Problem ::
Your task is to print all of the data word for word.

* start Recorded data *

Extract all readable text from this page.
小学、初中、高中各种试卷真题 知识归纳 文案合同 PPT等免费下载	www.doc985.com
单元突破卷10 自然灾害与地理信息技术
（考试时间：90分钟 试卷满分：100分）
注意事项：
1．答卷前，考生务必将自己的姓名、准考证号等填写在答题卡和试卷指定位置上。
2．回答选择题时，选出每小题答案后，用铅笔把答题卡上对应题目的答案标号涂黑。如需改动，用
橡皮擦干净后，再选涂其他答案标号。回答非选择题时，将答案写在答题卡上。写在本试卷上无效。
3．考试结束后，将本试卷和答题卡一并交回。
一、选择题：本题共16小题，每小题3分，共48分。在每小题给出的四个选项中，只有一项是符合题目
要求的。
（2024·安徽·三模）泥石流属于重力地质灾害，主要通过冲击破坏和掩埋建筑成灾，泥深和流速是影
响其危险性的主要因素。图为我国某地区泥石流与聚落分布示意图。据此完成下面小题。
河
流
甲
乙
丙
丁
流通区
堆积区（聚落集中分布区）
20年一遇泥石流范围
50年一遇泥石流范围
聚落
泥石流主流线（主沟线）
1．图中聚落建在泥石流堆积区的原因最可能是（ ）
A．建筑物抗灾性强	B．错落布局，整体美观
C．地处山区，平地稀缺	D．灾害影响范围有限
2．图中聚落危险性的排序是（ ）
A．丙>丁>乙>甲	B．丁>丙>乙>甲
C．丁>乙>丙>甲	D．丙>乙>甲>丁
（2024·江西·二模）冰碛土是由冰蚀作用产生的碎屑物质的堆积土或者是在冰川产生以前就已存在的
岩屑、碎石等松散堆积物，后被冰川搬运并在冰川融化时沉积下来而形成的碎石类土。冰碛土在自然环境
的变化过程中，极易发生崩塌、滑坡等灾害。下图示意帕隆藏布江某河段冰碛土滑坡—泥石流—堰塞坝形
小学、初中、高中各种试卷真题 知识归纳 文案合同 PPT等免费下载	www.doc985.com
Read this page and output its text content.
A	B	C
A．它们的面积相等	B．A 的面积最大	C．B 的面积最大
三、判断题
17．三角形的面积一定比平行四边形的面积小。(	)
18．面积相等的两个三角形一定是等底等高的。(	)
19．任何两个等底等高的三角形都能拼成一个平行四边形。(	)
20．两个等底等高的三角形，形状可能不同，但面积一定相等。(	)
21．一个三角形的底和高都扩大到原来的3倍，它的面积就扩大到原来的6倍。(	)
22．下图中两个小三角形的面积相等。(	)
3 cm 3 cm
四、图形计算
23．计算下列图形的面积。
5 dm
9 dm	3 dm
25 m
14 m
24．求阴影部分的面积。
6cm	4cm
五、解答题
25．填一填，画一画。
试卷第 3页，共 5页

* end Recorded data *

Complete output ::
Extract all readable text from this page.
小学、初中、高中各种试卷真题 知识归纳 文案合同 PPT等免费下载	www.doc985.com
单元突破卷10 自然灾害与地理信息技术
（考试时间：90分钟 试卷满分：100分）
注意事项：
1．答卷前，考生务必将自己的姓名、准考证号等填写在答题卡和试卷指定位置上。
2．回答选择题时，选出每小题答案后，用铅笔把答题卡上对应题目的答案标号涂黑。如需改动，用
橡皮擦干净后，再选涂其他答案标号。回答非选择题时，将答案写在答题卡上。写在本试卷上无效。
3．考试结束后，将本试卷和答题卡一并交回。
一、选择题：本题共16小题，每小题3分，共48分。在每小题给出的四个选项中，只有一项是符合题目
要求的。
（2024·安徽·三模）泥石流属于重力地质灾害，主要通过冲击破坏和掩埋建筑成灾，泥深和流速是影
响其危险性的主要因素。图为我国某地区泥石流与聚落分布示意图。据此完成下面小题。
河
流
甲
乙
丙
丁
流通区
堆积区（聚落集中分布区）
20年一遇泥石流范围
50年一遇泥石流范围
聚落
泥石流主流线（主沟线）
1．图中聚落建在泥石流堆积区的原因最可能是（ ）
A．建筑物抗灾性强	B．错落布局，整体美观
C．地处山区，平地稀缺	D．灾害影响范围有限
2．图中聚落危险性的排序是（ ）
A．丙>丁>乙>甲	B．丁>丙>乙>甲
C．丁>乙>丙>甲	D．丙>乙>甲>丁
（2024·江西·二模）冰碛土是由冰蚀作用产生的碎屑物质的堆积土或者是在冰川产生以前就已存在的
岩屑、碎石等松散堆积物，后被冰川搬运并在冰川融化时沉积下来而形成的碎石类土。冰碛土在自然环境
的变化过程中，极易发生崩塌、滑坡等灾害。下图示意帕隆藏布江某河段冰碛土滑坡—泥石流—堰塞坝形
小学、初中、高中各种试卷真题 知识归纳 文案合同 PPT等免费下载	www.doc985.com
Read this page and output its text content.
A	B	C
A．它们的面积相等	B．A 的面积最大	C．B 的面积最大
三、判断题
17．三角形的面积一定比平行四边形的面积小。(	)
18．面积相等的两个三角形一定是等底等高的。(	)
19．任何两个等底等高的三角形都能拼成一个平行四边形。(	)
20．两个等底等高的三角形，形状可能不同，但面积一定相等。(	)
21．一个三角形的底和高都扩大到原来的3倍，它的面积就扩大到原来的6倍。(	)
22．下图中两个小三角形的面积相等。(	)
3 cm 3 cm
四、图形计算
23．计算下列图形的面积。
5 dm
9 dm	3 dm
25 m
14 m
24．求阴影部分的面积。
6cm	4cm
五、解答题
25．填一填，画一画。
试卷第 3页，共 5页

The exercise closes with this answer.